Saved data entries
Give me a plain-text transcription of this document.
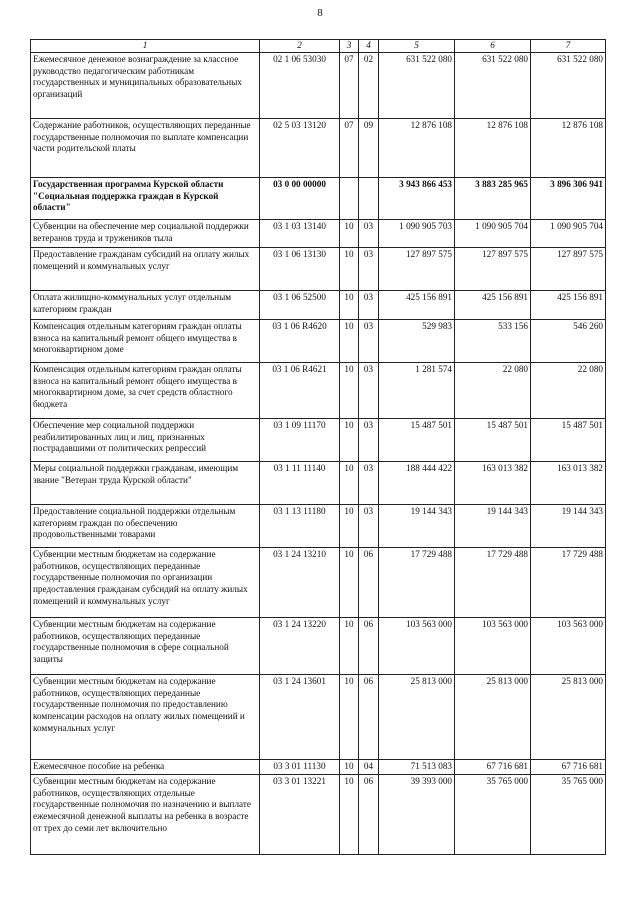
8
1	2	3	4	5	6	7
Ежемесячное денежное вознаграждение за классное руководство педагогическим работникам государственных и муниципальных образовательных организаций	02 1 06 53030	07	02	631 522 080	631 522 080	631 522 080
Содержание работников, осуществляющих переданные государственные полномочия по выплате компенсации части родительской платы	02 5 03 13120	07	09	12 876 108	12 876 108	12 876 108
Государственная программа Курской области "Социальная поддержка граждан в Курской области"	03 0 00 00000			3 943 866 453	3 883 285 965	3 896 306 941
Субвенции на обеспечение мер социальной поддержки ветеранов труда и тружеников тыла	03 1 03 13140	10	03	1 090 905 703	1 090 905 704	1 090 905 704
Предоставление гражданам субсидий на оплату жилых помещений и коммунальных услуг	03 1 06 13130	10	03	127 897 575	127 897 575	127 897 575
Оплата жилищно-коммунальных услуг отдельным категориям граждан	03 1 06 52500	10	03	425 156 891	425 156 891	425 156 891
Компенсация отдельным категориям граждан оплаты взноса на капитальный ремонт общего имущества в многоквартирном доме	03 1 06 R4620	10	03	529 983	533 156	546 260
Компенсация отдельным категориям граждан оплаты взноса на капитальный ремонт общего имущества в многоквартирном доме, за счет средств областного бюджета	03 1 06 R4621	10	03	1 281 574	22 080	22 080
Обеспечение мер социальной поддержки реабилитированных лиц и лиц, признанных пострадавшими от политических репрессий	03 1 09 11170	10	03	15 487 501	15 487 501	15 487 501
Меры социальной поддержки гражданам, имеющим звание "Ветеран труда Курской области"	03 1 11 11140	10	03	188 444 422	163 013 382	163 013 382
Предоставление социальной поддержки отдельным категориям граждан по обеспечению продовольственными товарами	03 1 13 11180	10	03	19 144 343	19 144 343	19 144 343
Субвенции местным бюджетам на содержание работников, осуществляющих переданные государственные полномочия по организации предоставления гражданам субсидий на оплату жилых помещений и коммунальных услуг	03 1 24 13210	10	06	17 729 488	17 729 488	17 729 488
Субвенции местным бюджетам на содержание работников, осуществляющих переданные государственные полномочия в сфере социальной защиты	03 1 24 13220	10	06	103 563 000	103 563 000	103 563 000
Субвенции местным бюджетам на содержание работников, осуществляющих переданные государственные полномочия по предоставлению компенсации расходов на оплату жилых помещений и коммунальных услуг	03 1 24 13601	10	06	25 813 000	25 813 000	25 813 000
Ежемесячное пособие на ребенка	03 3 01 11130	10	04	71 513 083	67 716 681	67 716 681
Субвенции местным бюджетам на содержание работников, осуществляющих отдельные государственные полномочия по назначению и выплате ежемесячной денежной выплаты на ребенка в возрасте от трех до семи лет включительно	03 3 01 13221	10	06	39 393 000	35 765 000	35 765 000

#### STATED GOAL
The records shown above are to be repeated exactly, with the pictures left out.

#### RESPONSE TO THIS EXERCISE
Give me a plain-text transcription of this document.
8
1	2	3	4	5	6	7
Ежемесячное денежное вознаграждение за классное руководство педагогическим работникам государственных и муниципальных образовательных организаций	02 1 06 53030	07	02	631 522 080	631 522 080	631 522 080
Содержание работников, осуществляющих переданные государственные полномочия по выплате компенсации части родительской платы	02 5 03 13120	07	09	12 876 108	12 876 108	12 876 108
Государственная программа Курской области "Социальная поддержка граждан в Курской области"	03 0 00 00000			3 943 866 453	3 883 285 965	3 896 306 941
Субвенции на обеспечение мер социальной поддержки ветеранов труда и тружеников тыла	03 1 03 13140	10	03	1 090 905 703	1 090 905 704	1 090 905 704
Предоставление гражданам субсидий на оплату жилых помещений и коммунальных услуг	03 1 06 13130	10	03	127 897 575	127 897 575	127 897 575
Оплата жилищно-коммунальных услуг отдельным категориям граждан	03 1 06 52500	10	03	425 156 891	425 156 891	425 156 891
Компенсация отдельным категориям граждан оплаты взноса на капитальный ремонт общего имущества в многоквартирном доме	03 1 06 R4620	10	03	529 983	533 156	546 260
Компенсация отдельным категориям граждан оплаты взноса на капитальный ремонт общего имущества в многоквартирном доме, за счет средств областного бюджета	03 1 06 R4621	10	03	1 281 574	22 080	22 080
Обеспечение мер социальной поддержки реабилитированных лиц и лиц, признанных пострадавшими от политических репрессий	03 1 09 11170	10	03	15 487 501	15 487 501	15 487 501
Меры социальной поддержки гражданам, имеющим звание "Ветеран труда Курской области"	03 1 11 11140	10	03	188 444 422	163 013 382	163 013 382
Предоставление социальной поддержки отдельным категориям граждан по обеспечению продовольственными товарами	03 1 13 11180	10	03	19 144 343	19 144 343	19 144 343
Субвенции местным бюджетам на содержание работников, осуществляющих переданные государственные полномочия по организации предоставления гражданам субсидий на оплату жилых помещений и коммунальных услуг	03 1 24 13210	10	06	17 729 488	17 729 488	17 729 488
Субвенции местным бюджетам на содержание работников, осуществляющих переданные государственные полномочия в сфере социальной защиты	03 1 24 13220	10	06	103 563 000	103 563 000	103 563 000
Субвенции местным бюджетам на содержание работников, осуществляющих переданные государственные полномочия по предоставлению компенсации расходов на оплату жилых помещений и коммунальных услуг	03 1 24 13601	10	06	25 813 000	25 813 000	25 813 000
Ежемесячное пособие на ребенка	03 3 01 11130	10	04	71 513 083	67 716 681	67 716 681
Субвенции местным бюджетам на содержание работников, осуществляющих отдельные государственные полномочия по назначению и выплате ежемесячной денежной выплаты на ребенка в возрасте от трех до семи лет включительно	03 3 01 13221	10	06	39 393 000	35 765 000	35 765 000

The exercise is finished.